**Provided records:**
*-*-*

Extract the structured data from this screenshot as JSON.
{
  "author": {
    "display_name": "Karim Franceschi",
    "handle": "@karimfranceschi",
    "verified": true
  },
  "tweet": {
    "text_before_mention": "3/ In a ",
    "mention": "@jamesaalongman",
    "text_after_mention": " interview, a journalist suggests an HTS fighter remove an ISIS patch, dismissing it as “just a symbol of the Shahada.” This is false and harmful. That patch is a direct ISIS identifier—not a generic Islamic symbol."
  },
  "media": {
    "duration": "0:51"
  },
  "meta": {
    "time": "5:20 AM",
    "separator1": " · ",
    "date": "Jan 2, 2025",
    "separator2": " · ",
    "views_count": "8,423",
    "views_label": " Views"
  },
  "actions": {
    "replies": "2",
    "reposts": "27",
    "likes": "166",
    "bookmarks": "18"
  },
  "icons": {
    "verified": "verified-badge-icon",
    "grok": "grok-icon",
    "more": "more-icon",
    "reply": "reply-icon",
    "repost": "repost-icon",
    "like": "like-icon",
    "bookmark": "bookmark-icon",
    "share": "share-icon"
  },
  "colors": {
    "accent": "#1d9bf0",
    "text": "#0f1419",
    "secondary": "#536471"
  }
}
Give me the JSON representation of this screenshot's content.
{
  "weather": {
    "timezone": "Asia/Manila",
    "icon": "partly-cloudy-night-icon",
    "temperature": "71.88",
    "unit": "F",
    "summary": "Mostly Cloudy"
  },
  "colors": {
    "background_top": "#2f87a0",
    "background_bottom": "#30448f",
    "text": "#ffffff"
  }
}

*-*-*

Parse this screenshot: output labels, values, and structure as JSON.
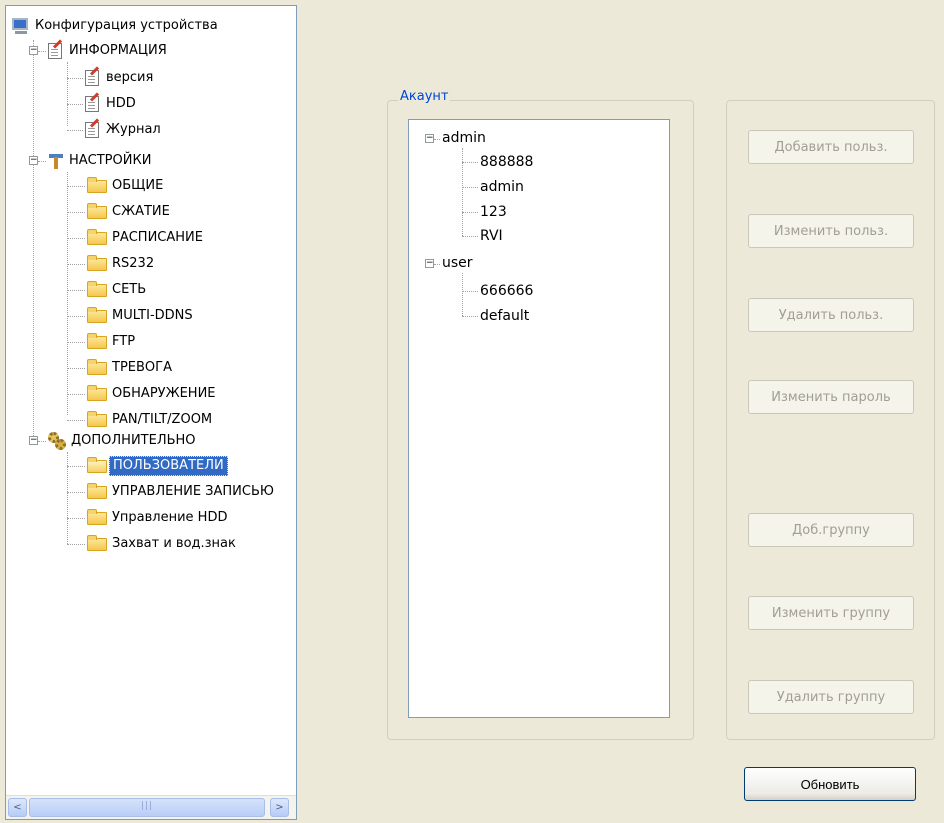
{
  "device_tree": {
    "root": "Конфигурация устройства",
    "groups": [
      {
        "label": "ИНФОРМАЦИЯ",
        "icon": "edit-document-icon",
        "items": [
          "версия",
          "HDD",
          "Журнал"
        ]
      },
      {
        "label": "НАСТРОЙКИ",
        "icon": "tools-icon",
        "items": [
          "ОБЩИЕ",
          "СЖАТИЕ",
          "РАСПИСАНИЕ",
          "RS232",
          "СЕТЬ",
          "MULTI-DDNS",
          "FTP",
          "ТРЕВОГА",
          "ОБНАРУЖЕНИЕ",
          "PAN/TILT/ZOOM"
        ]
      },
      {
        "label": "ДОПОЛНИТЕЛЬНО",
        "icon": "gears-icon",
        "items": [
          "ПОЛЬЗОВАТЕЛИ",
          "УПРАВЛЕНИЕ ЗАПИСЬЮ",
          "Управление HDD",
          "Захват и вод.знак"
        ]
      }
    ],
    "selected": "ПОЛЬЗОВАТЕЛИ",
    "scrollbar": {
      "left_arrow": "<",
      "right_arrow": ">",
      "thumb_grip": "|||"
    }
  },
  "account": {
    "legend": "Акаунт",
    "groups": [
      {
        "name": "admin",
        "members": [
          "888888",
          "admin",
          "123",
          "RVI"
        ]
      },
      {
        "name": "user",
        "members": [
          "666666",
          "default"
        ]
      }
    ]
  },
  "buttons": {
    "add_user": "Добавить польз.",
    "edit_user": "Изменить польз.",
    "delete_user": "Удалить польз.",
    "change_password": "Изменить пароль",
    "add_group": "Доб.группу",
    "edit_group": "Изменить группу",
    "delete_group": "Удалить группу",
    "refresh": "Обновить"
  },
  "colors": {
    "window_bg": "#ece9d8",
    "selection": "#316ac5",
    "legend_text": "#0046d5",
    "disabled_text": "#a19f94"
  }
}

*-*-*

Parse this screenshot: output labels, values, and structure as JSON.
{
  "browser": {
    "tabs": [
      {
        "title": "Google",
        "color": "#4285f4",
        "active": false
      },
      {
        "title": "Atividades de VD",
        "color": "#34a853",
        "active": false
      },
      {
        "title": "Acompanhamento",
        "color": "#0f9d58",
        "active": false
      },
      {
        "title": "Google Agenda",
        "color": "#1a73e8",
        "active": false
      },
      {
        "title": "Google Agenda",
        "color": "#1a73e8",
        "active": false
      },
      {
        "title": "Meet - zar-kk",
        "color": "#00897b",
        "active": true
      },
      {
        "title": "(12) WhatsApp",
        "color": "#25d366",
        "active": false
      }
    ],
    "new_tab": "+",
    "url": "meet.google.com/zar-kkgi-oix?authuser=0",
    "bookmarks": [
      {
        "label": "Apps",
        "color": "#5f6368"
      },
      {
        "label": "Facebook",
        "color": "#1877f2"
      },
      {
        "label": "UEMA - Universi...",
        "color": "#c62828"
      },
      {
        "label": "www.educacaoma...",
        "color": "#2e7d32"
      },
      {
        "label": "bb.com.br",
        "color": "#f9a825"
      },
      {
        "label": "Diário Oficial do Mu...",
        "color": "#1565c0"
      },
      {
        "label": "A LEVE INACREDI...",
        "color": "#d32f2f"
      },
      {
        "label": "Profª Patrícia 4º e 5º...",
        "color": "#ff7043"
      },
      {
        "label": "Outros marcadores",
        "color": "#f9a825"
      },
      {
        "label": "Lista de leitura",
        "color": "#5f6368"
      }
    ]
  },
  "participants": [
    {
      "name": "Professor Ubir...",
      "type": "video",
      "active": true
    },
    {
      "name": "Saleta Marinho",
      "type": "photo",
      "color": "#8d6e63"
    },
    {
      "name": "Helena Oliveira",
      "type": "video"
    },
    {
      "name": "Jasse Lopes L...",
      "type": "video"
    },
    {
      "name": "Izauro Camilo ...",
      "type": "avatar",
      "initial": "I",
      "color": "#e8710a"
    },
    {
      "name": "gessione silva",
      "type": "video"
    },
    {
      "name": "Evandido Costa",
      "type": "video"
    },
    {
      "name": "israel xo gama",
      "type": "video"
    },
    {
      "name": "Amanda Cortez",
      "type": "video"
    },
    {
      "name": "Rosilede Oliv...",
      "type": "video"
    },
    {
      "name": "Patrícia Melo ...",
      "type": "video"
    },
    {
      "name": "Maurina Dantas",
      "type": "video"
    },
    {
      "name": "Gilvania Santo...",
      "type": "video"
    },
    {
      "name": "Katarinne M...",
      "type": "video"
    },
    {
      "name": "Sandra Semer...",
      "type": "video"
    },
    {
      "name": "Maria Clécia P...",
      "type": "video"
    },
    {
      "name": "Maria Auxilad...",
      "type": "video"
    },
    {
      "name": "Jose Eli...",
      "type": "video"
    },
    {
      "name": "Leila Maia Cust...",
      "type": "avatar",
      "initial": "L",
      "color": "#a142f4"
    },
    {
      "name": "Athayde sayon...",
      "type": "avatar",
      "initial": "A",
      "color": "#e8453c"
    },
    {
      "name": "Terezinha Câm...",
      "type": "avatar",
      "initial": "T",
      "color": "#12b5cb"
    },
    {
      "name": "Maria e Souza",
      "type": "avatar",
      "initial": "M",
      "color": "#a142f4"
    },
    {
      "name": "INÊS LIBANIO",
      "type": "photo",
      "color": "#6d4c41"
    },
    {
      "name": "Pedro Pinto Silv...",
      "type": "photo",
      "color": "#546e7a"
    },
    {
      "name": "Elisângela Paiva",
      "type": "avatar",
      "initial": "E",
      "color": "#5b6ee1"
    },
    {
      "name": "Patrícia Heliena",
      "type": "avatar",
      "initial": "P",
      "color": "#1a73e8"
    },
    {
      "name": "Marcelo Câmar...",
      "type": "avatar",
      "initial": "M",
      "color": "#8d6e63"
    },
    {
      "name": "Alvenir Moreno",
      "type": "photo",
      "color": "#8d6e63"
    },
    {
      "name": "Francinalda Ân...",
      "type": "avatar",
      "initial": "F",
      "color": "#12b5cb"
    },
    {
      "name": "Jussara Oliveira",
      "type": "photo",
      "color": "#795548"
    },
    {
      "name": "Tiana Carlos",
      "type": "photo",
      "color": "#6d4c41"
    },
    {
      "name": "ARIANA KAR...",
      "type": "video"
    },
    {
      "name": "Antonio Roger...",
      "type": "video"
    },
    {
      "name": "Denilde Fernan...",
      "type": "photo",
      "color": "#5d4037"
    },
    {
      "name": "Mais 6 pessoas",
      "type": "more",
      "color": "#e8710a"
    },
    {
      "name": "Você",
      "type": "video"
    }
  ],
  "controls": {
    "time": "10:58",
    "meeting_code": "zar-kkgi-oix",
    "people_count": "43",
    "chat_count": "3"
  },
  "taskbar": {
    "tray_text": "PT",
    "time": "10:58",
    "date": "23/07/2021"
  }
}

*-*-*

**Problem requirements:**
Scan the data above and copy every line with "Oliveira" in it.

**Solution for this exercise:**
      "name": "Helena Oliveira",
      "name": "Jussara Oliveira",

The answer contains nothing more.